= Given request =
Check every line below for the word "interface" and copy each one that has it.
────────
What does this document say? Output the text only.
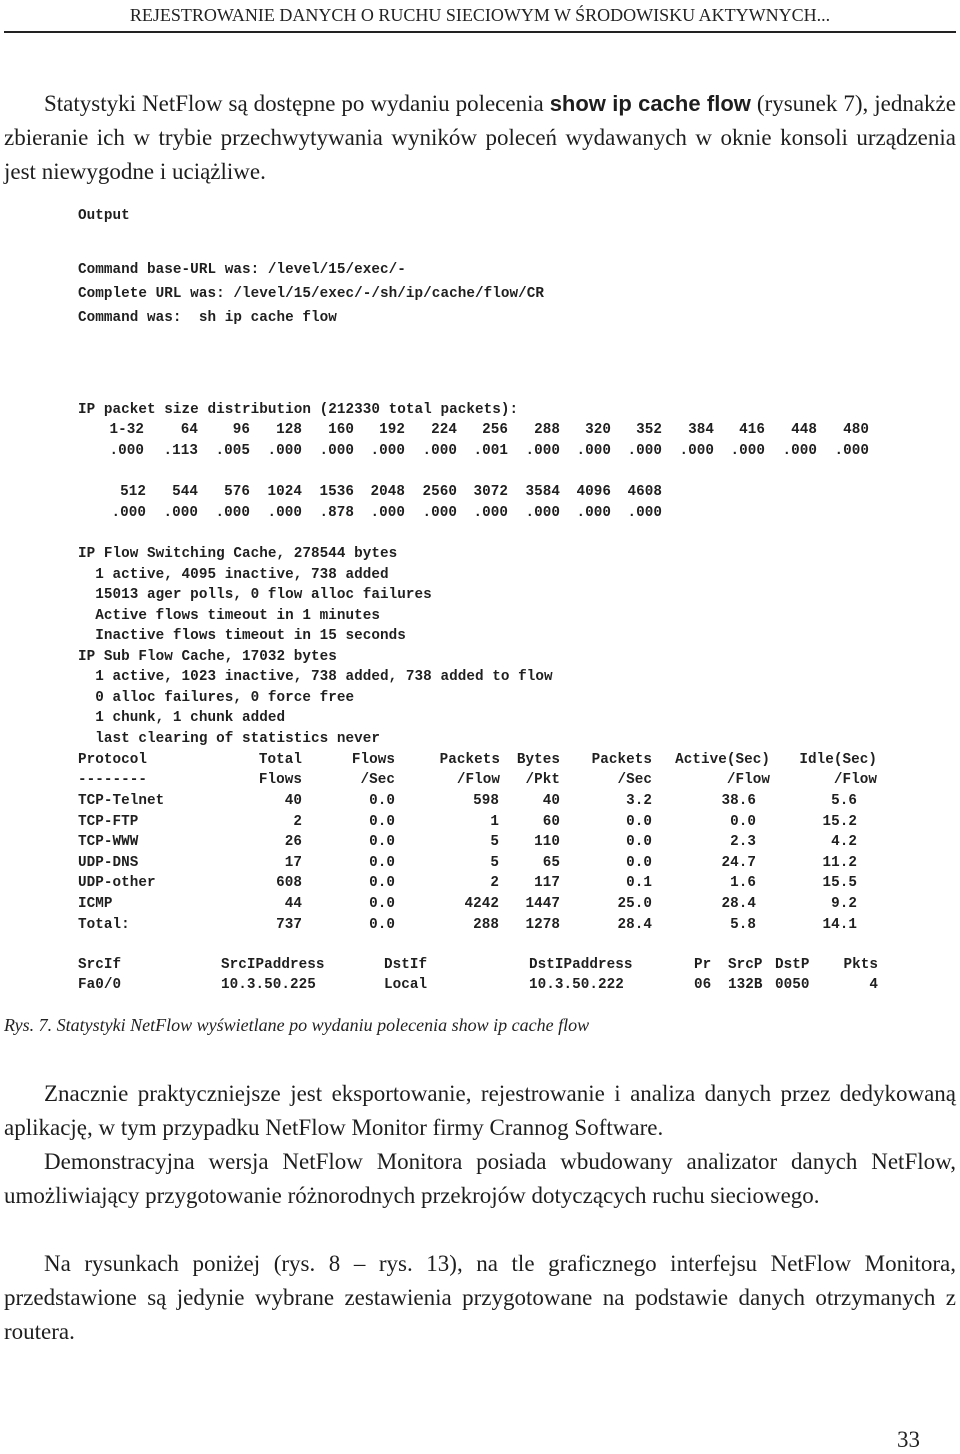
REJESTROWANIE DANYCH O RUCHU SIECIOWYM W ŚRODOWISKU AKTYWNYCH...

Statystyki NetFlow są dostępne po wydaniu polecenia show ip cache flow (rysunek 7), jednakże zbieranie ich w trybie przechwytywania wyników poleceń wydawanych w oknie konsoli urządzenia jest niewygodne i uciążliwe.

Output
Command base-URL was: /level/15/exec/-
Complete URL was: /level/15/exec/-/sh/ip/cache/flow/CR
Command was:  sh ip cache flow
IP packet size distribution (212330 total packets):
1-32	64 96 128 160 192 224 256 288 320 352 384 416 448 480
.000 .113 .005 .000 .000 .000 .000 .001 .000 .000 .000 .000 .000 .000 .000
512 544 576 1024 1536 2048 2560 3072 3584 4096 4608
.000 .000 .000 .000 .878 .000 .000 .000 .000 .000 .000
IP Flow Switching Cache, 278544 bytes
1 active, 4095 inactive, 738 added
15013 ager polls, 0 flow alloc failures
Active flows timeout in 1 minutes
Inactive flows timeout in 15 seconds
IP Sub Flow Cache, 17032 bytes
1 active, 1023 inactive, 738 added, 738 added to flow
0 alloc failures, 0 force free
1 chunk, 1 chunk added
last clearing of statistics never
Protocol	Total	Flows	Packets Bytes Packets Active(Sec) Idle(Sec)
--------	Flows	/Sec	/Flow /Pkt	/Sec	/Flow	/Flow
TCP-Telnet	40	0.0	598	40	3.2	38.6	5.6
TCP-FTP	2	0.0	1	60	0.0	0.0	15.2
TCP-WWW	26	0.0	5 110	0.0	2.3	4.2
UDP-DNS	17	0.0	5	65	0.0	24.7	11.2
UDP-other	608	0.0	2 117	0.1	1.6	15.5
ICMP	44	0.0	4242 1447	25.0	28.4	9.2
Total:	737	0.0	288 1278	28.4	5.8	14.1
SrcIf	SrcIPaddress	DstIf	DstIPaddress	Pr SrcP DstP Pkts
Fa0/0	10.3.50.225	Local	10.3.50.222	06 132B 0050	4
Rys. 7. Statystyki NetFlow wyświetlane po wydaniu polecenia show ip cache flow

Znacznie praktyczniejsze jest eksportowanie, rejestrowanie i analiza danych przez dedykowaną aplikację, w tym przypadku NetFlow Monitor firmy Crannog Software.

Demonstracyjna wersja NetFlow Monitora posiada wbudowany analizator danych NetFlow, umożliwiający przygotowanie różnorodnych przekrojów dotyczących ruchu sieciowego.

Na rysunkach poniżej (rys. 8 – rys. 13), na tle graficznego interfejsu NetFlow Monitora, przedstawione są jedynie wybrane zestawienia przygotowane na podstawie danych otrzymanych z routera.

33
────────
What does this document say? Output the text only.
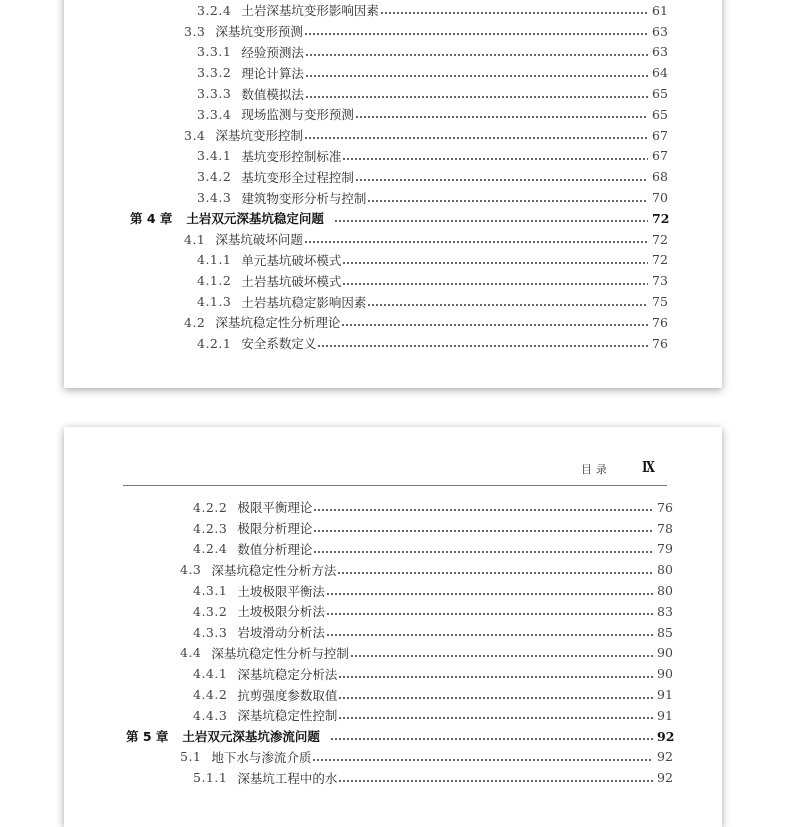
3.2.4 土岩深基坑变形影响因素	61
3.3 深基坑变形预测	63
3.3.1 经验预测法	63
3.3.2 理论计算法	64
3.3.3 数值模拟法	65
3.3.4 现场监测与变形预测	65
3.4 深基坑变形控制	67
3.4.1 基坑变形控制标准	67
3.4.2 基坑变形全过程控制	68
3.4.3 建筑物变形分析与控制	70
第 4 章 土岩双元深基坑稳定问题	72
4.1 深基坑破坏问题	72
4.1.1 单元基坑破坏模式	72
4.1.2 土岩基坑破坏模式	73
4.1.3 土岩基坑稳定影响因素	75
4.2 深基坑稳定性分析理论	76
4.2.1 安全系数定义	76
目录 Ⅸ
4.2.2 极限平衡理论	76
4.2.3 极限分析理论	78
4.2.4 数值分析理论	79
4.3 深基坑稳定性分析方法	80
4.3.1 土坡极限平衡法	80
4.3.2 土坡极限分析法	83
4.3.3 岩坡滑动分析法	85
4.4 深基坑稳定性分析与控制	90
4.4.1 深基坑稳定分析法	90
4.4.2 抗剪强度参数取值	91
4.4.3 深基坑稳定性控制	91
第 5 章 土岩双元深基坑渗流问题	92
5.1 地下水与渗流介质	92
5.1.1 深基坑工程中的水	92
────────
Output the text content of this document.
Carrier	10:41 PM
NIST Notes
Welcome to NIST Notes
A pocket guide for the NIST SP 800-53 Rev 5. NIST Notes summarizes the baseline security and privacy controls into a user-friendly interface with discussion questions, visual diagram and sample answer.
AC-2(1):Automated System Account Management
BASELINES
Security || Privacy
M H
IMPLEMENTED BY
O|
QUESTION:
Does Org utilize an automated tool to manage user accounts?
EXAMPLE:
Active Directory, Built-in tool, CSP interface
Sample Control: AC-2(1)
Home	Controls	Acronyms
────────
= Written solution =
A pocket guide for the NIST SP 800-53 Rev 5. NIST Notes summarizes the baseline security and privacy controls into a user-friendly interface with discussion questions, visual diagram and sample answer.
Active Directory, Built-in tool, CSP interface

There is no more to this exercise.